Direction: Word for word, restate every line of the listing that follows.

Record extracts:
********

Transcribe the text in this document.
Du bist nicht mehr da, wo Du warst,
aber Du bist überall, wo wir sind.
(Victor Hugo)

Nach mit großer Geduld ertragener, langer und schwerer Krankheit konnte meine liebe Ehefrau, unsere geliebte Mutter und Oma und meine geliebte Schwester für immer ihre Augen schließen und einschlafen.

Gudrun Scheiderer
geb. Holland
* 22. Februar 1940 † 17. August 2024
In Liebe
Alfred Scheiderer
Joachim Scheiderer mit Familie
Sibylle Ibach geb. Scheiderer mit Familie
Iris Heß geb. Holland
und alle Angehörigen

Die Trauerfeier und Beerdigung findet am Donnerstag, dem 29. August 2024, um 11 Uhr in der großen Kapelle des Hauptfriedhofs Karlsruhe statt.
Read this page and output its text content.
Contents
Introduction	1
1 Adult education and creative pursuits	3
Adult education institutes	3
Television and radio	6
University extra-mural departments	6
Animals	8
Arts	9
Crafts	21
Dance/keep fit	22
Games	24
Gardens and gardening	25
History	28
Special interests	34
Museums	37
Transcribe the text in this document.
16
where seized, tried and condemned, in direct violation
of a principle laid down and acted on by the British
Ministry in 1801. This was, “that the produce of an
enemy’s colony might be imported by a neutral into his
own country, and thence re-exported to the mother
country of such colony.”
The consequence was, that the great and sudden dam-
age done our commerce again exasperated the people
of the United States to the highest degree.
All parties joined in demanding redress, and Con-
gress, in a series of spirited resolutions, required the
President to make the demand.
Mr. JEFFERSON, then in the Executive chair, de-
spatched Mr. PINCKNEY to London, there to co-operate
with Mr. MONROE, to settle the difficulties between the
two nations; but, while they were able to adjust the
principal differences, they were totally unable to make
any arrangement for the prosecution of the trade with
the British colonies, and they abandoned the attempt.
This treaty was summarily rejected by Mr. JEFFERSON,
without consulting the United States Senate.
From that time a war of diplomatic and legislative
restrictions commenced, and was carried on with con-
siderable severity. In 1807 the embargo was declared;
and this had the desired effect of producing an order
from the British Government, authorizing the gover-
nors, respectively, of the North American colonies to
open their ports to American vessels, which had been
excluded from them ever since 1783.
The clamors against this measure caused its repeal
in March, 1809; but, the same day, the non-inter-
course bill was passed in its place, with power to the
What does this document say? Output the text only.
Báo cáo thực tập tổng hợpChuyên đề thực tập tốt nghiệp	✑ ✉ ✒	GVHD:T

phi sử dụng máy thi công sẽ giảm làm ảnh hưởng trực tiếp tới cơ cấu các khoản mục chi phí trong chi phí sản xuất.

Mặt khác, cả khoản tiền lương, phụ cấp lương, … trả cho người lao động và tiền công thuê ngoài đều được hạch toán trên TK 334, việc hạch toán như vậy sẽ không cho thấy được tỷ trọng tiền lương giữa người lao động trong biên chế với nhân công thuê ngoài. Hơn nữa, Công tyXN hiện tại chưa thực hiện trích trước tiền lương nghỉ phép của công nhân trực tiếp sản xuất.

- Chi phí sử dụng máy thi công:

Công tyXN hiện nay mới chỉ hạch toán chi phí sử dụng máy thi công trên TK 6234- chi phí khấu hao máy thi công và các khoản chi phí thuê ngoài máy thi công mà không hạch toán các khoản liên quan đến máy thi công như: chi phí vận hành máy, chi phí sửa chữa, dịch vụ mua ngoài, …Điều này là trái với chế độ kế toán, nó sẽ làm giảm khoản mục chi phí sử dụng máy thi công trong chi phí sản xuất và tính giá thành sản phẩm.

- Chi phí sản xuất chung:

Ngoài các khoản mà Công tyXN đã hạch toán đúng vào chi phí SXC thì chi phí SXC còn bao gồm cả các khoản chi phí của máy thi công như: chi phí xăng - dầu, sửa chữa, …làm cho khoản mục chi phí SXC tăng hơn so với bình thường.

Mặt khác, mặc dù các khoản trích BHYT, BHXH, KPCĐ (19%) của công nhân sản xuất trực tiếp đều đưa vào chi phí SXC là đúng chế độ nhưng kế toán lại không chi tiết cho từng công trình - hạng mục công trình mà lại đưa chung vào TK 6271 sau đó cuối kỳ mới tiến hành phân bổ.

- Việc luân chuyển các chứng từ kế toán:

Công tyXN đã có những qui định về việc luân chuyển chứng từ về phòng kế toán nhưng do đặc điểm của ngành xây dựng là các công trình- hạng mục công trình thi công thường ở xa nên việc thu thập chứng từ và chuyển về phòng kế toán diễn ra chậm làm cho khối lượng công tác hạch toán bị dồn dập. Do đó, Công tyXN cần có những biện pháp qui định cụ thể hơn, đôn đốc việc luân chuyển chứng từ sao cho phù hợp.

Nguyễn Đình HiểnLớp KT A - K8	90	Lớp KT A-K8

********

Reply:
Transcribe the text in this document.
Du bist nicht mehr da, wo Du warst,
aber Du bist überall, wo wir sind.
(Victor Hugo)

Nach mit großer Geduld ertragener, langer und schwerer Krankheit konnte meine liebe Ehefrau, unsere geliebte Mutter und Oma und meine geliebte Schwester für immer ihre Augen schließen und einschlafen.

Gudrun Scheiderer
geb. Holland
* 22. Februar 1940 † 17. August 2024
In Liebe
Alfred Scheiderer
Joachim Scheiderer mit Familie
Sibylle Ibach geb. Scheiderer mit Familie
Iris Heß geb. Holland
und alle Angehörigen

Die Trauerfeier und Beerdigung findet am Donnerstag, dem 29. August 2024, um 11 Uhr in der großen Kapelle des Hauptfriedhofs Karlsruhe statt.
Read this page and output its text content.
Contents
Introduction	1
1 Adult education and creative pursuits	3
Adult education institutes	3
Television and radio	6
University extra-mural departments	6
Animals	8
Arts	9
Crafts	21
Dance/keep fit	22
Games	24
Gardens and gardening	25
History	28
Special interests	34
Museums	37
Transcribe the text in this document.
16
where seized, tried and condemned, in direct violation
of a principle laid down and acted on by the British
Ministry in 1801. This was, “that the produce of an
enemy’s colony might be imported by a neutral into his
own country, and thence re-exported to the mother
country of such colony.”
The consequence was, that the great and sudden dam-
age done our commerce again exasperated the people
of the United States to the highest degree.
All parties joined in demanding redress, and Con-
gress, in a series of spirited resolutions, required the
President to make the demand.
Mr. JEFFERSON, then in the Executive chair, de-
spatched Mr. PINCKNEY to London, there to co-operate
with Mr. MONROE, to settle the difficulties between the
two nations; but, while they were able to adjust the
principal differences, they were totally unable to make
any arrangement for the prosecution of the trade with
the British colonies, and they abandoned the attempt.
This treaty was summarily rejected by Mr. JEFFERSON,
without consulting the United States Senate.
From that time a war of diplomatic and legislative
restrictions commenced, and was carried on with con-
siderable severity. In 1807 the embargo was declared;
and this had the desired effect of producing an order
from the British Government, authorizing the gover-
nors, respectively, of the North American colonies to
open their ports to American vessels, which had been
excluded from them ever since 1783.
The clamors against this measure caused its repeal
in March, 1809; but, the same day, the non-inter-
course bill was passed in its place, with power to the
What does this document say? Output the text only.
Báo cáo thực tập tổng hợpChuyên đề thực tập tốt nghiệp	✑ ✉ ✒	GVHD:T

phi sử dụng máy thi công sẽ giảm làm ảnh hưởng trực tiếp tới cơ cấu các khoản mục chi phí trong chi phí sản xuất.

Mặt khác, cả khoản tiền lương, phụ cấp lương, … trả cho người lao động và tiền công thuê ngoài đều được hạch toán trên TK 334, việc hạch toán như vậy sẽ không cho thấy được tỷ trọng tiền lương giữa người lao động trong biên chế với nhân công thuê ngoài. Hơn nữa, Công tyXN hiện tại chưa thực hiện trích trước tiền lương nghỉ phép của công nhân trực tiếp sản xuất.

- Chi phí sử dụng máy thi công:

Công tyXN hiện nay mới chỉ hạch toán chi phí sử dụng máy thi công trên TK 6234- chi phí khấu hao máy thi công và các khoản chi phí thuê ngoài máy thi công mà không hạch toán các khoản liên quan đến máy thi công như: chi phí vận hành máy, chi phí sửa chữa, dịch vụ mua ngoài, …Điều này là trái với chế độ kế toán, nó sẽ làm giảm khoản mục chi phí sử dụng máy thi công trong chi phí sản xuất và tính giá thành sản phẩm.

- Chi phí sản xuất chung:

Ngoài các khoản mà Công tyXN đã hạch toán đúng vào chi phí SXC thì chi phí SXC còn bao gồm cả các khoản chi phí của máy thi công như: chi phí xăng - dầu, sửa chữa, …làm cho khoản mục chi phí SXC tăng hơn so với bình thường.

Mặt khác, mặc dù các khoản trích BHYT, BHXH, KPCĐ (19%) của công nhân sản xuất trực tiếp đều đưa vào chi phí SXC là đúng chế độ nhưng kế toán lại không chi tiết cho từng công trình - hạng mục công trình mà lại đưa chung vào TK 6271 sau đó cuối kỳ mới tiến hành phân bổ.

- Việc luân chuyển các chứng từ kế toán:

Công tyXN đã có những qui định về việc luân chuyển chứng từ về phòng kế toán nhưng do đặc điểm của ngành xây dựng là các công trình- hạng mục công trình thi công thường ở xa nên việc thu thập chứng từ và chuyển về phòng kế toán diễn ra chậm làm cho khối lượng công tác hạch toán bị dồn dập. Do đó, Công tyXN cần có những biện pháp qui định cụ thể hơn, đôn đốc việc luân chuyển chứng từ sao cho phù hợp.

Nguyễn Đình HiểnLớp KT A - K8	90	Lớp KT A-K8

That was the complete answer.